** Start ENTRIES SHOWN **

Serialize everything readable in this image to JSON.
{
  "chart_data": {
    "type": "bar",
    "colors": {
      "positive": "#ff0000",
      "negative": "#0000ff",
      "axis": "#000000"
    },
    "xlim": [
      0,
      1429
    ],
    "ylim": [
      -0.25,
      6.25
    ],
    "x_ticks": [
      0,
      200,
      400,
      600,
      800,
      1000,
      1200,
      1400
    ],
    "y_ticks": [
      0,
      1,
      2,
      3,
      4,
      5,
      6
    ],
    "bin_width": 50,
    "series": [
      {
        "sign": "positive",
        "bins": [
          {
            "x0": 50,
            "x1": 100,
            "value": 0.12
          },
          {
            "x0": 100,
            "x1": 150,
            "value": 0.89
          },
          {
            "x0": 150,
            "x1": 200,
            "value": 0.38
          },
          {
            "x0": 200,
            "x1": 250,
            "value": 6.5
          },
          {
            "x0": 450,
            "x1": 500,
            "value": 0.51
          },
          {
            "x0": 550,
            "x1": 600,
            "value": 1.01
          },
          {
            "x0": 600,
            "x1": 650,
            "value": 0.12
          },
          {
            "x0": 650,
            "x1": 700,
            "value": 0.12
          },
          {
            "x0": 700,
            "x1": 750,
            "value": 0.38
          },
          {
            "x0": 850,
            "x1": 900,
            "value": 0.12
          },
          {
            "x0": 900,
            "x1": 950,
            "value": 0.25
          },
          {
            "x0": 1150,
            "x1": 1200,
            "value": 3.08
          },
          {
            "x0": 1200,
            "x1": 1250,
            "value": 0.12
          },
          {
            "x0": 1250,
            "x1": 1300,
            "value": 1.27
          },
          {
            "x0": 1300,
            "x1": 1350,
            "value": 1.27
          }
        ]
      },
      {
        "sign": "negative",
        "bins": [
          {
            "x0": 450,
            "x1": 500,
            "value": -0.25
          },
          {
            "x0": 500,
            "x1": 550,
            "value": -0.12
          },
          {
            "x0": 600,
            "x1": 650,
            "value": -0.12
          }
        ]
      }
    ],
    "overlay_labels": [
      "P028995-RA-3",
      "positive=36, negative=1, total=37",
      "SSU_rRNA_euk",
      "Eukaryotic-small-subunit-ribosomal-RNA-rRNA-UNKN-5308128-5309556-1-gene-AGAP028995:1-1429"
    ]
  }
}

** End ENTRIES SHOWN **

Working from the material above, retype it in its entirety without change.

**COMPLETE RESPONSE**
Serialize everything readable in this image to JSON.
{
  "chart_data": {
    "type": "bar",
    "colors": {
      "positive": "#ff0000",
      "negative": "#0000ff",
      "axis": "#000000"
    },
    "xlim": [
      0,
      1429
    ],
    "ylim": [
      -0.25,
      6.25
    ],
    "x_ticks": [
      0,
      200,
      400,
      600,
      800,
      1000,
      1200,
      1400
    ],
    "y_ticks": [
      0,
      1,
      2,
      3,
      4,
      5,
      6
    ],
    "bin_width": 50,
    "series": [
      {
        "sign": "positive",
        "bins": [
          {
            "x0": 50,
            "x1": 100,
            "value": 0.12
          },
          {
            "x0": 100,
            "x1": 150,
            "value": 0.89
          },
          {
            "x0": 150,
            "x1": 200,
            "value": 0.38
          },
          {
            "x0": 200,
            "x1": 250,
            "value": 6.5
          },
          {
            "x0": 450,
            "x1": 500,
            "value": 0.51
          },
          {
            "x0": 550,
            "x1": 600,
            "value": 1.01
          },
          {
            "x0": 600,
            "x1": 650,
            "value": 0.12
          },
          {
            "x0": 650,
            "x1": 700,
            "value": 0.12
          },
          {
            "x0": 700,
            "x1": 750,
            "value": 0.38
          },
          {
            "x0": 850,
            "x1": 900,
            "value": 0.12
          },
          {
            "x0": 900,
            "x1": 950,
            "value": 0.25
          },
          {
            "x0": 1150,
            "x1": 1200,
            "value": 3.08
          },
          {
            "x0": 1200,
            "x1": 1250,
            "value": 0.12
          },
          {
            "x0": 1250,
            "x1": 1300,
            "value": 1.27
          },
          {
            "x0": 1300,
            "x1": 1350,
            "value": 1.27
          }
        ]
      },
      {
        "sign": "negative",
        "bins": [
          {
            "x0": 450,
            "x1": 500,
            "value": -0.25
          },
          {
            "x0": 500,
            "x1": 550,
            "value": -0.12
          },
          {
            "x0": 600,
            "x1": 650,
            "value": -0.12
          }
        ]
      }
    ],
    "overlay_labels": [
      "P028995-RA-3",
      "positive=36, negative=1, total=37",
      "SSU_rRNA_euk",
      "Eukaryotic-small-subunit-ribosomal-RNA-rRNA-UNKN-5308128-5309556-1-gene-AGAP028995:1-1429"
    ]
  }
}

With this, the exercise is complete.